Start Provided data
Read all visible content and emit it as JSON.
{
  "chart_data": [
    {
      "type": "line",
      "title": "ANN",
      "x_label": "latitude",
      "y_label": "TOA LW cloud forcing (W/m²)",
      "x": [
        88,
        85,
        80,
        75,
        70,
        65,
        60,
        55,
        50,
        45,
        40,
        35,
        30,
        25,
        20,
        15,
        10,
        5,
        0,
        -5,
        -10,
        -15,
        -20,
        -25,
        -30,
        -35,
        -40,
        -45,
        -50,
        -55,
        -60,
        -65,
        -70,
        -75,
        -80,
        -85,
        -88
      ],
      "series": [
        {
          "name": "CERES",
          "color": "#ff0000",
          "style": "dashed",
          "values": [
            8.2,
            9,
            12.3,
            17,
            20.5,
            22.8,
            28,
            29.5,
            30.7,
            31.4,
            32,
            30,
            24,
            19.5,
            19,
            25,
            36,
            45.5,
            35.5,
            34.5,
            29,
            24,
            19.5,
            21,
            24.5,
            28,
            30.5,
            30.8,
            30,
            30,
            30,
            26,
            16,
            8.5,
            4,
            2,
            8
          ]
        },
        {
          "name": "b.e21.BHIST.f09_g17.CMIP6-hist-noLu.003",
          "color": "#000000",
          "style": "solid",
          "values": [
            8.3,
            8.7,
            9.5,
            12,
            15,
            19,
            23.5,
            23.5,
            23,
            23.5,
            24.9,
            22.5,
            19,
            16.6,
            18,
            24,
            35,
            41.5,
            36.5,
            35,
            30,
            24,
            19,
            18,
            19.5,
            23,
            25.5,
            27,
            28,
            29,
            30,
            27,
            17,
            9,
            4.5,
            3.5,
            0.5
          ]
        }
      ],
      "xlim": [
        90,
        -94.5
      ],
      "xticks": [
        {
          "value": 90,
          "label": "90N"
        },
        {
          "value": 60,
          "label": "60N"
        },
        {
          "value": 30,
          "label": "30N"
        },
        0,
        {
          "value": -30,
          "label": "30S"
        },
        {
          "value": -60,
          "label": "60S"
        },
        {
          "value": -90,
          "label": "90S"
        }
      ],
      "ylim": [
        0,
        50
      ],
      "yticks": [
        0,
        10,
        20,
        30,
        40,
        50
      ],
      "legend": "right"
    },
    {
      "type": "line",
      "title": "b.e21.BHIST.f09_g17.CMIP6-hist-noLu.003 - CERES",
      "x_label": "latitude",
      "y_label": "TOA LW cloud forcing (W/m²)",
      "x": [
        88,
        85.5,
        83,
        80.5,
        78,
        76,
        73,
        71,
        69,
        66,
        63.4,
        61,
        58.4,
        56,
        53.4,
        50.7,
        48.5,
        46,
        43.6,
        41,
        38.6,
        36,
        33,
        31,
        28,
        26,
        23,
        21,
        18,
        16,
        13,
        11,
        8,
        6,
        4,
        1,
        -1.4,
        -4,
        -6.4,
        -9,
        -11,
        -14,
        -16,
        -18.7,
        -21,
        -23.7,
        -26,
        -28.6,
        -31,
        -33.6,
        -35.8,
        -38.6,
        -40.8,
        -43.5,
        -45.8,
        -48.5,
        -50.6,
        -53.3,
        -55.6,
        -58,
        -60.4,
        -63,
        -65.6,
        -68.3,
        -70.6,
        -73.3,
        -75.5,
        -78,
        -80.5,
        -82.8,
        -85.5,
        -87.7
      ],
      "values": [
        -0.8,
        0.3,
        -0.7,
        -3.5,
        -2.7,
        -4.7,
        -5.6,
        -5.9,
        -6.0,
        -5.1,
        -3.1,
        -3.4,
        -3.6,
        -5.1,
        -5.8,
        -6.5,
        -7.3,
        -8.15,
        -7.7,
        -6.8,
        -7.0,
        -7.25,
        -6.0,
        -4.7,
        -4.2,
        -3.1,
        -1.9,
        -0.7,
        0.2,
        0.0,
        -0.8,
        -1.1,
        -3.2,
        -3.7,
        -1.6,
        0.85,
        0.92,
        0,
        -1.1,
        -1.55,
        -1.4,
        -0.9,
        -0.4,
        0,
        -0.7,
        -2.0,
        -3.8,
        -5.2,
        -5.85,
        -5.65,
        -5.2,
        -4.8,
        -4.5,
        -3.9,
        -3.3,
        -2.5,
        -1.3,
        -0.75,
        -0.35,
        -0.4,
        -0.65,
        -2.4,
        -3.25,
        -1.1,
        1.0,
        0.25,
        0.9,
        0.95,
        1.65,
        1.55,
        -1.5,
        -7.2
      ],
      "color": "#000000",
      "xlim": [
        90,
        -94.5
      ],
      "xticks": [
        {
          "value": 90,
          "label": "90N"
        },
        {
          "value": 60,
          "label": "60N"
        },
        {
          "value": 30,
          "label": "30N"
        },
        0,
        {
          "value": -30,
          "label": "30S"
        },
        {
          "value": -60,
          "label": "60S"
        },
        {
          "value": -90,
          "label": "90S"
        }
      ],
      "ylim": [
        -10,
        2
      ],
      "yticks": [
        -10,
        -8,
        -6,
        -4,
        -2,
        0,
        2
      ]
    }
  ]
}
End Provided data
**Objective**
All of the entries need to be reproduced exactly; please write them out.

**Task result**
Read all visible content and emit it as JSON.
{
  "chart_data": [
    {
      "type": "line",
      "title": "ANN",
      "x_label": "latitude",
      "y_label": "TOA LW cloud forcing (W/m²)",
      "x": [
        88,
        85,
        80,
        75,
        70,
        65,
        60,
        55,
        50,
        45,
        40,
        35,
        30,
        25,
        20,
        15,
        10,
        5,
        0,
        -5,
        -10,
        -15,
        -20,
        -25,
        -30,
        -35,
        -40,
        -45,
        -50,
        -55,
        -60,
        -65,
        -70,
        -75,
        -80,
        -85,
        -88
      ],
      "series": [
        {
          "name": "CERES",
          "color": "#ff0000",
          "style": "dashed",
          "values": [
            8.2,
            9,
            12.3,
            17,
            20.5,
            22.8,
            28,
            29.5,
            30.7,
            31.4,
            32,
            30,
            24,
            19.5,
            19,
            25,
            36,
            45.5,
            35.5,
            34.5,
            29,
            24,
            19.5,
            21,
            24.5,
            28,
            30.5,
            30.8,
            30,
            30,
            30,
            26,
            16,
            8.5,
            4,
            2,
            8
          ]
        },
        {
          "name": "b.e21.BHIST.f09_g17.CMIP6-hist-noLu.003",
          "color": "#000000",
          "style": "solid",
          "values": [
            8.3,
            8.7,
            9.5,
            12,
            15,
            19,
            23.5,
            23.5,
            23,
            23.5,
            24.9,
            22.5,
            19,
            16.6,
            18,
            24,
            35,
            41.5,
            36.5,
            35,
            30,
            24,
            19,
            18,
            19.5,
            23,
            25.5,
            27,
            28,
            29,
            30,
            27,
            17,
            9,
            4.5,
            3.5,
            0.5
          ]
        }
      ],
      "xlim": [
        90,
        -94.5
      ],
      "xticks": [
        {
          "value": 90,
          "label": "90N"
        },
        {
          "value": 60,
          "label": "60N"
        },
        {
          "value": 30,
          "label": "30N"
        },
        0,
        {
          "value": -30,
          "label": "30S"
        },
        {
          "value": -60,
          "label": "60S"
        },
        {
          "value": -90,
          "label": "90S"
        }
      ],
      "ylim": [
        0,
        50
      ],
      "yticks": [
        0,
        10,
        20,
        30,
        40,
        50
      ],
      "legend": "right"
    },
    {
      "type": "line",
      "title": "b.e21.BHIST.f09_g17.CMIP6-hist-noLu.003 - CERES",
      "x_label": "latitude",
      "y_label": "TOA LW cloud forcing (W/m²)",
      "x": [
        88,
        85.5,
        83,
        80.5,
        78,
        76,
        73,
        71,
        69,
        66,
        63.4,
        61,
        58.4,
        56,
        53.4,
        50.7,
        48.5,
        46,
        43.6,
        41,
        38.6,
        36,
        33,
        31,
        28,
        26,
        23,
        21,
        18,
        16,
        13,
        11,
        8,
        6,
        4,
        1,
        -1.4,
        -4,
        -6.4,
        -9,
        -11,
        -14,
        -16,
        -18.7,
        -21,
        -23.7,
        -26,
        -28.6,
        -31,
        -33.6,
        -35.8,
        -38.6,
        -40.8,
        -43.5,
        -45.8,
        -48.5,
        -50.6,
        -53.3,
        -55.6,
        -58,
        -60.4,
        -63,
        -65.6,
        -68.3,
        -70.6,
        -73.3,
        -75.5,
        -78,
        -80.5,
        -82.8,
        -85.5,
        -87.7
      ],
      "values": [
        -0.8,
        0.3,
        -0.7,
        -3.5,
        -2.7,
        -4.7,
        -5.6,
        -5.9,
        -6.0,
        -5.1,
        -3.1,
        -3.4,
        -3.6,
        -5.1,
        -5.8,
        -6.5,
        -7.3,
        -8.15,
        -7.7,
        -6.8,
        -7.0,
        -7.25,
        -6.0,
        -4.7,
        -4.2,
        -3.1,
        -1.9,
        -0.7,
        0.2,
        0.0,
        -0.8,
        -1.1,
        -3.2,
        -3.7,
        -1.6,
        0.85,
        0.92,
        0,
        -1.1,
        -1.55,
        -1.4,
        -0.9,
        -0.4,
        0,
        -0.7,
        -2.0,
        -3.8,
        -5.2,
        -5.85,
        -5.65,
        -5.2,
        -4.8,
        -4.5,
        -3.9,
        -3.3,
        -2.5,
        -1.3,
        -0.75,
        -0.35,
        -0.4,
        -0.65,
        -2.4,
        -3.25,
        -1.1,
        1.0,
        0.25,
        0.9,
        0.95,
        1.65,
        1.55,
        -1.5,
        -7.2
      ],
      "color": "#000000",
      "xlim": [
        90,
        -94.5
      ],
      "xticks": [
        {
          "value": 90,
          "label": "90N"
        },
        {
          "value": 60,
          "label": "60N"
        },
        {
          "value": 30,
          "label": "30N"
        },
        0,
        {
          "value": -30,
          "label": "30S"
        },
        {
          "value": -60,
          "label": "60S"
        },
        {
          "value": -90,
          "label": "90S"
        }
      ],
      "ylim": [
        -10,
        2
      ],
      "yticks": [
        -10,
        -8,
        -6,
        -4,
        -2,
        0,
        2
      ]
    }
  ]
}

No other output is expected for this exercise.